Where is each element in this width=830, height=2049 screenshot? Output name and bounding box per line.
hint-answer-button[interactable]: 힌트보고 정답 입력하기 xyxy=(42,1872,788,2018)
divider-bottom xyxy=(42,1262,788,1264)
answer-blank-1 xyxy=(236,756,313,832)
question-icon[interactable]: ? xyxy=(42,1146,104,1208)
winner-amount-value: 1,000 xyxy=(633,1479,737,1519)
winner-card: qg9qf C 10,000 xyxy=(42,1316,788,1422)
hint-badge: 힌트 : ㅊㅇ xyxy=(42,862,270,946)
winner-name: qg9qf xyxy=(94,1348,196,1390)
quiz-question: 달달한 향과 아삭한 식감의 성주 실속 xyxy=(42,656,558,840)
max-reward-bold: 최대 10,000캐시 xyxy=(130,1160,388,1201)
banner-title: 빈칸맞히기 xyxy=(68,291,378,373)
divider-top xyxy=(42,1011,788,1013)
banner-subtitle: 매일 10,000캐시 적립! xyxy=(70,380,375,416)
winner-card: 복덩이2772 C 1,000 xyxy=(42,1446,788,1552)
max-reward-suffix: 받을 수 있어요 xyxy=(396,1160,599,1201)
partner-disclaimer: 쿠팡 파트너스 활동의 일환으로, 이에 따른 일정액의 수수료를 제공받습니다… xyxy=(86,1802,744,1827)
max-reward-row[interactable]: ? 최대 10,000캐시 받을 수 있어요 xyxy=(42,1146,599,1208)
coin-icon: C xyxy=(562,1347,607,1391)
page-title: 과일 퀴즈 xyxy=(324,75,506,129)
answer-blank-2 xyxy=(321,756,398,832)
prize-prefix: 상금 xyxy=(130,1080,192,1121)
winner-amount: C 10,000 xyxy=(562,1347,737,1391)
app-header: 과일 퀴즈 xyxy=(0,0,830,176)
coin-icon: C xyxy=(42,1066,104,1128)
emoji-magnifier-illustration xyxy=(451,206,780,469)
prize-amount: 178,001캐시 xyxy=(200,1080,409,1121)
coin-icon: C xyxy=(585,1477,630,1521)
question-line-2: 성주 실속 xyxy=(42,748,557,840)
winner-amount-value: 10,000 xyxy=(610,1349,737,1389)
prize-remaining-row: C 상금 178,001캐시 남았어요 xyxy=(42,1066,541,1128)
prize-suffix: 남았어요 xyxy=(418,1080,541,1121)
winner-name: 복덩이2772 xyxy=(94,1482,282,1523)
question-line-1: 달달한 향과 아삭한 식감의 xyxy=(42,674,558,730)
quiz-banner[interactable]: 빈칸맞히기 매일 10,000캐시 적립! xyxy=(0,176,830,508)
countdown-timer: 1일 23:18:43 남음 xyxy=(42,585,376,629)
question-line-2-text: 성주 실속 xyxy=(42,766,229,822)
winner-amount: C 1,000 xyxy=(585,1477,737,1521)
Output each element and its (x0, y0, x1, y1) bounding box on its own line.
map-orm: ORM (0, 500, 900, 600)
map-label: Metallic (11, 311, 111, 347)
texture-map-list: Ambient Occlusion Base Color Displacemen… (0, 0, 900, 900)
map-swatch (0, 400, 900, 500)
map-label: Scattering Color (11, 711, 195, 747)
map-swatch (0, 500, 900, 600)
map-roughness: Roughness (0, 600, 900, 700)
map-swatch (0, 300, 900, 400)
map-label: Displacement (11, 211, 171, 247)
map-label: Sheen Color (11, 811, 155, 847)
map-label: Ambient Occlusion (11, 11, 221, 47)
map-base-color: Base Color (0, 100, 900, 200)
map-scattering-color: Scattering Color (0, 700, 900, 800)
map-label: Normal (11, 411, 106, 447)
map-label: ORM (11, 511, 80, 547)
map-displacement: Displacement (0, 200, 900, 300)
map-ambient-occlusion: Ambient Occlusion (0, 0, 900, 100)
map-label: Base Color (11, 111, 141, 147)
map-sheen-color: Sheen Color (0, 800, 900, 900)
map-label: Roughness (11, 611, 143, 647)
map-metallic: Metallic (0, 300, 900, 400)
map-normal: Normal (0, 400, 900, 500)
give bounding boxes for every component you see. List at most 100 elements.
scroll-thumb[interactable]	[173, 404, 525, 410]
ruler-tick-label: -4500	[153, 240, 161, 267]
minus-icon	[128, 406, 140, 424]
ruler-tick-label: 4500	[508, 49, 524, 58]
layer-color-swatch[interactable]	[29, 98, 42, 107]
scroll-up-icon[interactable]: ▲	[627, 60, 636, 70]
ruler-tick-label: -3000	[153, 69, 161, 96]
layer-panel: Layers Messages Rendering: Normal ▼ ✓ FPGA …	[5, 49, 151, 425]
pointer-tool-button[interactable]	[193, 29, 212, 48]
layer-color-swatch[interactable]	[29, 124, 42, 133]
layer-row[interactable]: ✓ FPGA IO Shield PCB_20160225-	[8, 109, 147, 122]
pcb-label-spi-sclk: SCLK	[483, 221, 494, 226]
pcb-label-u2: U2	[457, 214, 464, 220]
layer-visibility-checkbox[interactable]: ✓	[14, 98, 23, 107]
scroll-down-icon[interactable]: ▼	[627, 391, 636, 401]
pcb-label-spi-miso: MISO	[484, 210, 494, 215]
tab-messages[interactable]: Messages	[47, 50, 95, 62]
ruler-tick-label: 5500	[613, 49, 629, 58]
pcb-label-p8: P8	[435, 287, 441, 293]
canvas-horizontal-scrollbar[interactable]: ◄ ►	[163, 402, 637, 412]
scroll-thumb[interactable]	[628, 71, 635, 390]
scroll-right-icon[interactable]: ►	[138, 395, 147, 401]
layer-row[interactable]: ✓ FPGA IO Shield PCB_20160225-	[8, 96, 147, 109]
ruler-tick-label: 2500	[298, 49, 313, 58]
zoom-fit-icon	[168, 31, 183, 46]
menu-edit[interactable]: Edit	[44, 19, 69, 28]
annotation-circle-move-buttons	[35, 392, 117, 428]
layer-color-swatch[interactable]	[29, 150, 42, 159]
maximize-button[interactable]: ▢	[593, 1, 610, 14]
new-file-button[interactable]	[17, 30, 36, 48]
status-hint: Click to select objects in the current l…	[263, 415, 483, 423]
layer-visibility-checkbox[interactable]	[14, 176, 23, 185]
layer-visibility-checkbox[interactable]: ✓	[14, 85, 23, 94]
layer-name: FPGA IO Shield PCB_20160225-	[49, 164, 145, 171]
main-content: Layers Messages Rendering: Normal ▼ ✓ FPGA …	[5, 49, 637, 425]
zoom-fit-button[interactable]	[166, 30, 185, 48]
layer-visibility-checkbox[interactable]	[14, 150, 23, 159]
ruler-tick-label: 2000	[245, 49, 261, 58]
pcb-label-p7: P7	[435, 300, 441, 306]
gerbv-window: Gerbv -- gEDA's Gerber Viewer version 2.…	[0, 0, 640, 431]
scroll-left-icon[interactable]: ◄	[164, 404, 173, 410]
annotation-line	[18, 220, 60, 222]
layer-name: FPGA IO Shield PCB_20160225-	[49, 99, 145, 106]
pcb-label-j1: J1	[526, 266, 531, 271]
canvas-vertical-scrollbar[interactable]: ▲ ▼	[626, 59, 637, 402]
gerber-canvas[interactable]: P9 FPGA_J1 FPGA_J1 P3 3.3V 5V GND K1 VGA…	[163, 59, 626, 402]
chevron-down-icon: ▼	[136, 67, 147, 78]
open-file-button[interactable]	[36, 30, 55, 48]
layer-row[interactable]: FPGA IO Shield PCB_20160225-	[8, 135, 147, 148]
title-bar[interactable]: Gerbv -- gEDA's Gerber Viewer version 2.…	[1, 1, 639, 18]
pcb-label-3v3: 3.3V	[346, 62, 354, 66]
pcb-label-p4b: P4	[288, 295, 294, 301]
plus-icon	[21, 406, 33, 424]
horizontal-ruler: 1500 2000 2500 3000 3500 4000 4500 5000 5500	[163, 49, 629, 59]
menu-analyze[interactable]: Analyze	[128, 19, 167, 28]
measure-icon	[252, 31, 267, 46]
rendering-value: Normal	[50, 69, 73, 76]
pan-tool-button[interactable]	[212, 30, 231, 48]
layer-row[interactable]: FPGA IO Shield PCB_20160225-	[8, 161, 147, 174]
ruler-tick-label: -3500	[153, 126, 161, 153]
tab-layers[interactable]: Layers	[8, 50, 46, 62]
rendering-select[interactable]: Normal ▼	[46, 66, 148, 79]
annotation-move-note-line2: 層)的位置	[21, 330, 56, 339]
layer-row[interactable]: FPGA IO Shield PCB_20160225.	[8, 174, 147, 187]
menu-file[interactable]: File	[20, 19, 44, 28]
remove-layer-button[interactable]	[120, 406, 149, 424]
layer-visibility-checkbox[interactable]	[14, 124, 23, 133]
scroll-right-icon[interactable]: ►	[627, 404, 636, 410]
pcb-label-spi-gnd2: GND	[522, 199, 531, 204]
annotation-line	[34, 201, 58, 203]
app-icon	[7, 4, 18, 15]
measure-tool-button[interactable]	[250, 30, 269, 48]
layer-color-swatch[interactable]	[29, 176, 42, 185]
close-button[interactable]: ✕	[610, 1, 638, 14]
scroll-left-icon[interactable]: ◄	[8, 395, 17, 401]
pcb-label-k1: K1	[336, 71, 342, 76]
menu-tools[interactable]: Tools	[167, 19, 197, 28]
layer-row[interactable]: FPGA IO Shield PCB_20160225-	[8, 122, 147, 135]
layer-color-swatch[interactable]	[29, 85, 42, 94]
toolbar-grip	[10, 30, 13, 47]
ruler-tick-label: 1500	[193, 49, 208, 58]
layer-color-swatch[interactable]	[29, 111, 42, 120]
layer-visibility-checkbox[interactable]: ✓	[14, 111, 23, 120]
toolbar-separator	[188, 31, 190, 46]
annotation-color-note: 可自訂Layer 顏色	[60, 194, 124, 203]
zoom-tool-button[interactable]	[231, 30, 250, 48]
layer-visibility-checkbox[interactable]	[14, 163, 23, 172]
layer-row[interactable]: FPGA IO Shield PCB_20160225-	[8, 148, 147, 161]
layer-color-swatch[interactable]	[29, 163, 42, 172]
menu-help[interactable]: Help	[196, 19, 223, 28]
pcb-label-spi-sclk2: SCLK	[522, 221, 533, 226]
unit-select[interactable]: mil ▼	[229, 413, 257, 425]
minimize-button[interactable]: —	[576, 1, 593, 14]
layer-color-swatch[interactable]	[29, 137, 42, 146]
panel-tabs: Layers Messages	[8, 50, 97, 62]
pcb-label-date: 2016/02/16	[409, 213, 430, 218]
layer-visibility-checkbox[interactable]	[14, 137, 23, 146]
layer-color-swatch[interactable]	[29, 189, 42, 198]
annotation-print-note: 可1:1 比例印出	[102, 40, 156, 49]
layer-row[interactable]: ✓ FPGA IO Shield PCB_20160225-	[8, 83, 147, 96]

******

*THE REQUEST*: Find every line in the rows above that contains the word "Displacement" and copy each of those lines in full. Matching is case-sensitive.

*FULL SOLUTION*:
map-label: Displacement (11, 211, 171, 247)
map-displacement: Displacement (0, 200, 900, 300)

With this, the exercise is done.